[begin Data for this exercise]

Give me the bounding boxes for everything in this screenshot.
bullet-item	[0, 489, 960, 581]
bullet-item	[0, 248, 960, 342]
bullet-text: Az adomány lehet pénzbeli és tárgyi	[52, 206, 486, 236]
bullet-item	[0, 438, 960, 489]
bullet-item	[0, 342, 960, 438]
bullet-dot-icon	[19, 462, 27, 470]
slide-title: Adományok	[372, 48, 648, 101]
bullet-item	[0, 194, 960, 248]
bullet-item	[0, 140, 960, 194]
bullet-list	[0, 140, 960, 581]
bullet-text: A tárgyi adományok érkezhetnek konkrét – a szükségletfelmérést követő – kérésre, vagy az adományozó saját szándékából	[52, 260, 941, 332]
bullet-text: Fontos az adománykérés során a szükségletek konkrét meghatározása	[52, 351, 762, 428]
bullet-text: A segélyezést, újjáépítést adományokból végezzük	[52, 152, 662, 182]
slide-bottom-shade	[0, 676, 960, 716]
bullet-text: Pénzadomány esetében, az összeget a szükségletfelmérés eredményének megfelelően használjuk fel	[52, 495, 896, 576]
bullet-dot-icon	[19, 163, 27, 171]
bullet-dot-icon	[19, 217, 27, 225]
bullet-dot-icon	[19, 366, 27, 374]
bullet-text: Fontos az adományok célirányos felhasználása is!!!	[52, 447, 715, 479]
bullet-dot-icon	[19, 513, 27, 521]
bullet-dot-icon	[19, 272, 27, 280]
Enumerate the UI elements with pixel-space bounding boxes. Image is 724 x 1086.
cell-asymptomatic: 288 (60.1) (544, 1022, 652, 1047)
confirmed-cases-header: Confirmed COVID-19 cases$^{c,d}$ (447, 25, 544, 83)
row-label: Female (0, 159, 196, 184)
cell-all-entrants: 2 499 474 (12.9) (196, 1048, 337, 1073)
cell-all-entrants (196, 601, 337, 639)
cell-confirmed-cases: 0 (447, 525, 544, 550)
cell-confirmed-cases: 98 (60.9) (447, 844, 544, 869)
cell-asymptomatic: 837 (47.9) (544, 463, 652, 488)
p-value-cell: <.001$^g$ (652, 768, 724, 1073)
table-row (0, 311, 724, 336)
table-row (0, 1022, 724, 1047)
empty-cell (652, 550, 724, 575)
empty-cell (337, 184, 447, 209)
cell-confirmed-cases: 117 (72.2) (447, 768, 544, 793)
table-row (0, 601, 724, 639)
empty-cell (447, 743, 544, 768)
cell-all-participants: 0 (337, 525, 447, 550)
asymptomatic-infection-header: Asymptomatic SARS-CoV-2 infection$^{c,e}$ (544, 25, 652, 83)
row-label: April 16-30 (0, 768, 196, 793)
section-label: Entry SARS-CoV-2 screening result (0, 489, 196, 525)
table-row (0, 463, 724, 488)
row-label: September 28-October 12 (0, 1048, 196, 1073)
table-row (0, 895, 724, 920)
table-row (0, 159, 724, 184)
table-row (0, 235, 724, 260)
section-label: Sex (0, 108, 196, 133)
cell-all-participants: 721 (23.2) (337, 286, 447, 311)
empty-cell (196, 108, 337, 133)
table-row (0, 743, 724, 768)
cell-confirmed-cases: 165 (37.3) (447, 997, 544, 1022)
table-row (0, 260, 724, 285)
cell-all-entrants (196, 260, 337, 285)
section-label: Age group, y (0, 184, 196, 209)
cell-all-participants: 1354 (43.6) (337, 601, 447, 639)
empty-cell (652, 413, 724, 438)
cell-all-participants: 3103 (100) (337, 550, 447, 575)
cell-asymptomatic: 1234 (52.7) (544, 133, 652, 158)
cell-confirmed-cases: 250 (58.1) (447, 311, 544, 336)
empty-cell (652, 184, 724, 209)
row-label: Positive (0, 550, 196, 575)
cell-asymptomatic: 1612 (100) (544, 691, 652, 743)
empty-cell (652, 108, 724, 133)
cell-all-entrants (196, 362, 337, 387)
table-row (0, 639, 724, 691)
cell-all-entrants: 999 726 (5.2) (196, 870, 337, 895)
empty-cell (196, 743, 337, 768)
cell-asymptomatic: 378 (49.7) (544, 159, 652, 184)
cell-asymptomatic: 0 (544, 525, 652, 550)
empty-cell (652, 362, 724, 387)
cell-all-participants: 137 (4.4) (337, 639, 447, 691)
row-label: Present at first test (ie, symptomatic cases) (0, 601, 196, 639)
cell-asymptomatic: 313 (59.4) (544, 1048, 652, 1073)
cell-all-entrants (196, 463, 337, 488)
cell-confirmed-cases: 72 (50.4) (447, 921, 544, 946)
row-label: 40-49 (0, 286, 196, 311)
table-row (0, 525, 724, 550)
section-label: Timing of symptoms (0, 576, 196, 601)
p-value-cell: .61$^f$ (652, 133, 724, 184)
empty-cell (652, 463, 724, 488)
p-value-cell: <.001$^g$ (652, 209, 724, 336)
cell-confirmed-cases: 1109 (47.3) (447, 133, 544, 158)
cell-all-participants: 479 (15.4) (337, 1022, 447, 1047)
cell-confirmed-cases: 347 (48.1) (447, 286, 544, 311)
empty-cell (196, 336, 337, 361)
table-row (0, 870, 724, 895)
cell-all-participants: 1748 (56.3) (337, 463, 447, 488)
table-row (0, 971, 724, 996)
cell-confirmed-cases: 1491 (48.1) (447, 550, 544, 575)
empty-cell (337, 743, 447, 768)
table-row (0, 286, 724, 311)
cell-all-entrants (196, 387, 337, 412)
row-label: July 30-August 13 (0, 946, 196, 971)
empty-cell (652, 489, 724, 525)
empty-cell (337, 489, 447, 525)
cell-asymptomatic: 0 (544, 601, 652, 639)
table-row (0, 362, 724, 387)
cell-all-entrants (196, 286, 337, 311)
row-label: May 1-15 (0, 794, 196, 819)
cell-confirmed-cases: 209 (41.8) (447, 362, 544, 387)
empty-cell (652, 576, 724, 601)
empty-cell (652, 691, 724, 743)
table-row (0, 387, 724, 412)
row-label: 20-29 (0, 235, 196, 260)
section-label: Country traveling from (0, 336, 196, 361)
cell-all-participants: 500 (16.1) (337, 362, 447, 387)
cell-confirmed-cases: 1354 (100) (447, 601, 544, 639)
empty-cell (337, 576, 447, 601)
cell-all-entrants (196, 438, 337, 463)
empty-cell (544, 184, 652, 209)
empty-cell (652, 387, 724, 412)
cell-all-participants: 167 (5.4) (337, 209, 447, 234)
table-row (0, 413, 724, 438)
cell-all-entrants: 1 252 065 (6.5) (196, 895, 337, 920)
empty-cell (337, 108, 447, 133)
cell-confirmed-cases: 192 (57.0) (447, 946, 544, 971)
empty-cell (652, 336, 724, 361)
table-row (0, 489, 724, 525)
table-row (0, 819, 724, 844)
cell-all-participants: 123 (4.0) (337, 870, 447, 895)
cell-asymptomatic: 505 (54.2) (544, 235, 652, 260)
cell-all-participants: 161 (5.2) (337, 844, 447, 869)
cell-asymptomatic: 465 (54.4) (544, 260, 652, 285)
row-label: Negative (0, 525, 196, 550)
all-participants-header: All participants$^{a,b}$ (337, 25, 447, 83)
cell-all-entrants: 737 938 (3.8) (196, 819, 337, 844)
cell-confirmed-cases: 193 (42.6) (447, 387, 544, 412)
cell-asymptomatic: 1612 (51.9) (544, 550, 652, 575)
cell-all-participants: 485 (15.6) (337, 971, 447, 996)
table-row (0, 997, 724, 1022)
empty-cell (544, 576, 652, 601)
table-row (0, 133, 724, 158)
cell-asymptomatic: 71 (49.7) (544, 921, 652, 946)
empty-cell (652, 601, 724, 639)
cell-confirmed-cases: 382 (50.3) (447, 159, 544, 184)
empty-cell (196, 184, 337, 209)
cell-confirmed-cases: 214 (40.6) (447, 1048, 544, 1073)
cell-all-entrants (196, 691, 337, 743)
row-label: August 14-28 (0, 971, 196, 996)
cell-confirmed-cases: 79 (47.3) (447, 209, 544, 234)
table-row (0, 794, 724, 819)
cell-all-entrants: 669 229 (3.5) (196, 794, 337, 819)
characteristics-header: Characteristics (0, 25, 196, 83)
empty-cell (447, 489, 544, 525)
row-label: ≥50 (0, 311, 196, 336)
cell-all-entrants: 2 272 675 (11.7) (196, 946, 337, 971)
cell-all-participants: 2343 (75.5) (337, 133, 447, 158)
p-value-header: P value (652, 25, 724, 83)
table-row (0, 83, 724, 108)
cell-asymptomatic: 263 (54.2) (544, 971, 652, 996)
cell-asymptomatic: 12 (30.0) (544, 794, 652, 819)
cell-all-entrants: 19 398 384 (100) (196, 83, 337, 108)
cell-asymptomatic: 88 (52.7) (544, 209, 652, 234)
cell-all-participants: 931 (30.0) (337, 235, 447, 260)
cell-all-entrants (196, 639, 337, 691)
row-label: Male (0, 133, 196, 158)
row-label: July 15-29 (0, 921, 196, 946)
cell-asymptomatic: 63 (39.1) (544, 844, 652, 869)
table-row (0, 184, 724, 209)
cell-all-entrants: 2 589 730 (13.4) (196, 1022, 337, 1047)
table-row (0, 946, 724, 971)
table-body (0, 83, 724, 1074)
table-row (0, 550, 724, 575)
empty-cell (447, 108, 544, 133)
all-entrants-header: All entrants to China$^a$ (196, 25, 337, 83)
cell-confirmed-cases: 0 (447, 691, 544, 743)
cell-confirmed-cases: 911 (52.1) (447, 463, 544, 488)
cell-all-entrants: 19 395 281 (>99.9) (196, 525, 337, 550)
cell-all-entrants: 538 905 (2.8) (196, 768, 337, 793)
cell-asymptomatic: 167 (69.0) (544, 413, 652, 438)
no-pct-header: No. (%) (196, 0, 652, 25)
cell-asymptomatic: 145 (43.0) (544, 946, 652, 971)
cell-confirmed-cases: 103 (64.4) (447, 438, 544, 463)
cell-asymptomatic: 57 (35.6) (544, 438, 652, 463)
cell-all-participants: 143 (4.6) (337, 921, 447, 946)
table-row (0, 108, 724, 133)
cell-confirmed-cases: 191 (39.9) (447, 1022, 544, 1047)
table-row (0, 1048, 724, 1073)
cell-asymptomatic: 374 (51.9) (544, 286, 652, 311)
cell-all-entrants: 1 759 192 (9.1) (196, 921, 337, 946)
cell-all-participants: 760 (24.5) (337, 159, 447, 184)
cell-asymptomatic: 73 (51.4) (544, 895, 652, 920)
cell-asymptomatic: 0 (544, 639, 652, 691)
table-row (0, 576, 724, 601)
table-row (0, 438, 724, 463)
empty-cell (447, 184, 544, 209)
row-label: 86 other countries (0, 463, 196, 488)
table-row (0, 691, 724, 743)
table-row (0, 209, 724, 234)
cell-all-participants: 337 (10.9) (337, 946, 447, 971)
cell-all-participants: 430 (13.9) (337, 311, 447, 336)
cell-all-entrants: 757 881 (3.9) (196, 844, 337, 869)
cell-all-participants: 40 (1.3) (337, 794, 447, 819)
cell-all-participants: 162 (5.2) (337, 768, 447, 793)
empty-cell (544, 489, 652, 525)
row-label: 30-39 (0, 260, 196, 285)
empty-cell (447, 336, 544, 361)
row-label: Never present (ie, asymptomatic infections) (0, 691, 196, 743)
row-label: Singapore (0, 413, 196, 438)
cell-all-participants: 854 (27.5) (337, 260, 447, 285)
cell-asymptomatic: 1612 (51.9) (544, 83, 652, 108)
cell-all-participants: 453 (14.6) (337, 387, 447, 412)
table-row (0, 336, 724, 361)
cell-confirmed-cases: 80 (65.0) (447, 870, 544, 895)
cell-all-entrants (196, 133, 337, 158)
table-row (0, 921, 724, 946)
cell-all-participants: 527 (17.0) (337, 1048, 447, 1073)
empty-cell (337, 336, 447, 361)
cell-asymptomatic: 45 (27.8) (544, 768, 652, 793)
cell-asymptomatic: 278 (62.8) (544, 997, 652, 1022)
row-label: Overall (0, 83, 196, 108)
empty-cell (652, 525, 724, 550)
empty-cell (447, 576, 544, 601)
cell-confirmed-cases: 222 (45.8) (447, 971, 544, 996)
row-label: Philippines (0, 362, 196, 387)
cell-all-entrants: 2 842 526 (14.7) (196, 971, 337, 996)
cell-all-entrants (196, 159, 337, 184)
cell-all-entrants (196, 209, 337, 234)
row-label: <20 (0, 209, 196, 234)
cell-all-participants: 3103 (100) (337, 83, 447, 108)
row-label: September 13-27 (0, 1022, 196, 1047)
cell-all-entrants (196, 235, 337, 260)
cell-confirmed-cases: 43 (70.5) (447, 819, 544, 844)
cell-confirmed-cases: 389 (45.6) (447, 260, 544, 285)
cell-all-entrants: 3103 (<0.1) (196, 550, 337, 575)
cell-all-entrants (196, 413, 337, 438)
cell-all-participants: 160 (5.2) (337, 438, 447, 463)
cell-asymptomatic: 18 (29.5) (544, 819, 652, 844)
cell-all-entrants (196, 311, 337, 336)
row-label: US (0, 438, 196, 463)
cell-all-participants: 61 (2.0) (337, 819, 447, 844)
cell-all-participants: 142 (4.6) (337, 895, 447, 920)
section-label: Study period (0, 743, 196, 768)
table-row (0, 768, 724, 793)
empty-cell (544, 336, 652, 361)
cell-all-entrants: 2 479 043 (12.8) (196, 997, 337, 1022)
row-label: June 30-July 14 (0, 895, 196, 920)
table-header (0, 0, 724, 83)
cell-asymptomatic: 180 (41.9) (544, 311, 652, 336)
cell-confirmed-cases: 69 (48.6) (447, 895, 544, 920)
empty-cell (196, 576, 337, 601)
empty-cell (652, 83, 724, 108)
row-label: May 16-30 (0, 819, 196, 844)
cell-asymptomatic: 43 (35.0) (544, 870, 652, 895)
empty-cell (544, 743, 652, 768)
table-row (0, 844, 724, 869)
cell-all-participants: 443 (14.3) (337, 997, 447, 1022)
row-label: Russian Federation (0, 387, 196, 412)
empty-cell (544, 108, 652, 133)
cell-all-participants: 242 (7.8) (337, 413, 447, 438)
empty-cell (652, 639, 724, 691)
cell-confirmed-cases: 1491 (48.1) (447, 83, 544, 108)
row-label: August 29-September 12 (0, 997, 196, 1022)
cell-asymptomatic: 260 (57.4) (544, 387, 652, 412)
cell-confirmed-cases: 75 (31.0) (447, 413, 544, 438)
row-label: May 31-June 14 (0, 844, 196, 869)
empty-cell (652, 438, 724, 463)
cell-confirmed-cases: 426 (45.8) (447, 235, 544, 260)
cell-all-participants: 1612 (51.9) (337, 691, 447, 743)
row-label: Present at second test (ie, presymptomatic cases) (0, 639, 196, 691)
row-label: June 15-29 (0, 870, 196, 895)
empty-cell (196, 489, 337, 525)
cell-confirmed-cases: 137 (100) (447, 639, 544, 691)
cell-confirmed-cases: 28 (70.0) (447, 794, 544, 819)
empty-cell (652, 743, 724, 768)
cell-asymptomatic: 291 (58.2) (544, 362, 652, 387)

[end Data for this exercise]

What to work on — Copy the data above without changes, beginning with its first line and stopping after the line that contains "cell-confirmed-cases: 117 (72.2)".

The answer —
Give me the bounding boxes for everything in this screenshot.
bullet-item	[0, 489, 960, 581]
bullet-item	[0, 248, 960, 342]
bullet-text: Az adomány lehet pénzbeli és tárgyi	[52, 206, 486, 236]
bullet-item	[0, 438, 960, 489]
bullet-item	[0, 342, 960, 438]
bullet-dot-icon	[19, 462, 27, 470]
slide-title: Adományok	[372, 48, 648, 101]
bullet-item	[0, 194, 960, 248]
bullet-item	[0, 140, 960, 194]
bullet-list	[0, 140, 960, 581]
bullet-text: A tárgyi adományok érkezhetnek konkrét – a szükségletfelmérést követő – kérésre, vagy az adományozó saját szándékából	[52, 260, 941, 332]
bullet-text: Fontos az adománykérés során a szükségletek konkrét meghatározása	[52, 351, 762, 428]
bullet-text: A segélyezést, újjáépítést adományokból végezzük	[52, 152, 662, 182]
slide-bottom-shade	[0, 676, 960, 716]
bullet-text: Pénzadomány esetében, az összeget a szükségletfelmérés eredményének megfelelően használjuk fel	[52, 495, 896, 576]
bullet-dot-icon	[19, 163, 27, 171]
bullet-dot-icon	[19, 217, 27, 225]
bullet-dot-icon	[19, 366, 27, 374]
bullet-text: Fontos az adományok célirányos felhasználása is!!!	[52, 447, 715, 479]
bullet-dot-icon	[19, 513, 27, 521]
bullet-dot-icon	[19, 272, 27, 280]
Enumerate the UI elements with pixel-space bounding boxes. Image is 724 x 1086.
cell-asymptomatic: 288 (60.1) (544, 1022, 652, 1047)
confirmed-cases-header: Confirmed COVID-19 cases$^{c,d}$ (447, 25, 544, 83)
row-label: Female (0, 159, 196, 184)
cell-all-entrants: 2 499 474 (12.9) (196, 1048, 337, 1073)
cell-all-entrants (196, 601, 337, 639)
cell-confirmed-cases: 0 (447, 525, 544, 550)
cell-confirmed-cases: 98 (60.9) (447, 844, 544, 869)
cell-asymptomatic: 837 (47.9) (544, 463, 652, 488)
p-value-cell: <.001$^g$ (652, 768, 724, 1073)
table-row (0, 311, 724, 336)
table-row (0, 1022, 724, 1047)
empty-cell (652, 550, 724, 575)
empty-cell (337, 184, 447, 209)
cell-confirmed-cases: 117 (72.2) (447, 768, 544, 793)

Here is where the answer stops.